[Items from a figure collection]
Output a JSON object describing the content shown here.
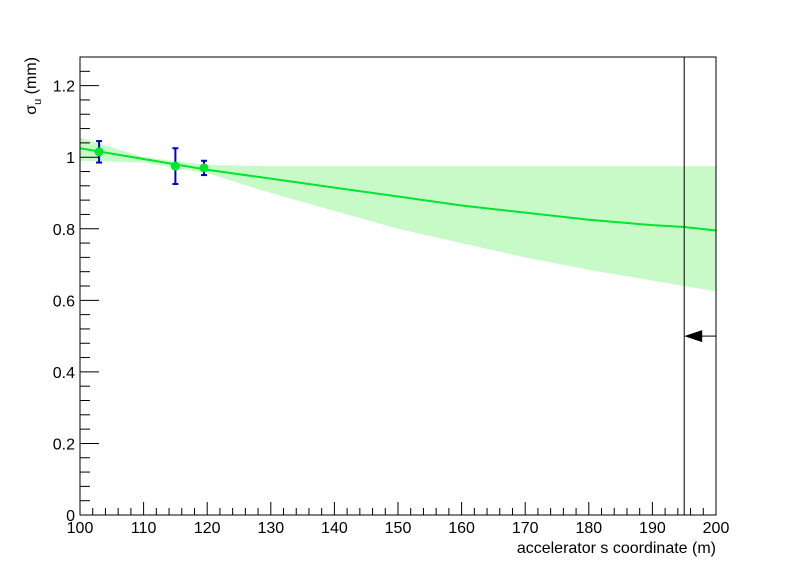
{
  "chart_data": {
    "type": "scatter",
    "title": "",
    "xlabel": "accelerator s coordinate (m)",
    "ylabel": {
      "main": "σ",
      "sub": "u",
      "unit": " (mm)"
    },
    "xlim": [
      100,
      200
    ],
    "ylim": [
      0,
      1.28
    ],
    "grid": false,
    "x_ticks": [
      100,
      110,
      120,
      130,
      140,
      150,
      160,
      170,
      180,
      190,
      200
    ],
    "x_tick_labels": [
      "100",
      "110",
      "120",
      "130",
      "140",
      "150",
      "160",
      "170",
      "180",
      "190",
      "200"
    ],
    "y_ticks": [
      0,
      0.2,
      0.4,
      0.6,
      0.8,
      1.0,
      1.2
    ],
    "y_tick_labels": [
      "0",
      "0.2",
      "0.4",
      "0.6",
      "0.8",
      "1",
      "1.2"
    ],
    "series": [
      {
        "kind": "points",
        "color": "#00e52e",
        "error_bar_color": "#0000cc",
        "points": [
          {
            "x": 103,
            "y": 1.015,
            "err": 0.03
          },
          {
            "x": 115,
            "y": 0.975,
            "err": 0.05
          },
          {
            "x": 119.5,
            "y": 0.97,
            "err": 0.02
          }
        ]
      },
      {
        "kind": "fit_line",
        "color": "#00e52e",
        "x": [
          100,
          110,
          120,
          130,
          140,
          150,
          160,
          170,
          180,
          190,
          195,
          200
        ],
        "y": [
          1.025,
          0.995,
          0.965,
          0.94,
          0.915,
          0.89,
          0.865,
          0.845,
          0.825,
          0.81,
          0.805,
          0.795
        ]
      },
      {
        "kind": "confidence_band",
        "color": "#c8fac8",
        "x": [
          100,
          110,
          120,
          130,
          140,
          150,
          160,
          170,
          180,
          190,
          200
        ],
        "upper": [
          1.055,
          1.0,
          0.978,
          0.975,
          0.975,
          0.975,
          0.975,
          0.975,
          0.975,
          0.975,
          0.975
        ],
        "lower": [
          0.99,
          0.985,
          0.955,
          0.9,
          0.85,
          0.8,
          0.76,
          0.72,
          0.685,
          0.655,
          0.625
        ]
      }
    ],
    "annotations": [
      {
        "kind": "vertical_line",
        "x": 195,
        "color": "#000000"
      },
      {
        "kind": "arrow",
        "from_x": 200,
        "to_x": 195,
        "y": 0.5,
        "color": "#000000"
      }
    ]
  }
}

**WHAT THE TASK ASKS**.
All entries are to be retyped exactly. Omit any embedded images.

**REPLY TO THE EXERCISE**.
Output a JSON object describing the content shown here.
{
  "chart_data": {
    "type": "scatter",
    "title": "",
    "xlabel": "accelerator s coordinate (m)",
    "ylabel": {
      "main": "σ",
      "sub": "u",
      "unit": " (mm)"
    },
    "xlim": [
      100,
      200
    ],
    "ylim": [
      0,
      1.28
    ],
    "grid": false,
    "x_ticks": [
      100,
      110,
      120,
      130,
      140,
      150,
      160,
      170,
      180,
      190,
      200
    ],
    "x_tick_labels": [
      "100",
      "110",
      "120",
      "130",
      "140",
      "150",
      "160",
      "170",
      "180",
      "190",
      "200"
    ],
    "y_ticks": [
      0,
      0.2,
      0.4,
      0.6,
      0.8,
      1.0,
      1.2
    ],
    "y_tick_labels": [
      "0",
      "0.2",
      "0.4",
      "0.6",
      "0.8",
      "1",
      "1.2"
    ],
    "series": [
      {
        "kind": "points",
        "color": "#00e52e",
        "error_bar_color": "#0000cc",
        "points": [
          {
            "x": 103,
            "y": 1.015,
            "err": 0.03
          },
          {
            "x": 115,
            "y": 0.975,
            "err": 0.05
          },
          {
            "x": 119.5,
            "y": 0.97,
            "err": 0.02
          }
        ]
      },
      {
        "kind": "fit_line",
        "color": "#00e52e",
        "x": [
          100,
          110,
          120,
          130,
          140,
          150,
          160,
          170,
          180,
          190,
          195,
          200
        ],
        "y": [
          1.025,
          0.995,
          0.965,
          0.94,
          0.915,
          0.89,
          0.865,
          0.845,
          0.825,
          0.81,
          0.805,
          0.795
        ]
      },
      {
        "kind": "confidence_band",
        "color": "#c8fac8",
        "x": [
          100,
          110,
          120,
          130,
          140,
          150,
          160,
          170,
          180,
          190,
          200
        ],
        "upper": [
          1.055,
          1.0,
          0.978,
          0.975,
          0.975,
          0.975,
          0.975,
          0.975,
          0.975,
          0.975,
          0.975
        ],
        "lower": [
          0.99,
          0.985,
          0.955,
          0.9,
          0.85,
          0.8,
          0.76,
          0.72,
          0.685,
          0.655,
          0.625
        ]
      }
    ],
    "annotations": [
      {
        "kind": "vertical_line",
        "x": 195,
        "color": "#000000"
      },
      {
        "kind": "arrow",
        "from_x": 200,
        "to_x": 195,
        "y": 0.5,
        "color": "#000000"
      }
    ]
  }
}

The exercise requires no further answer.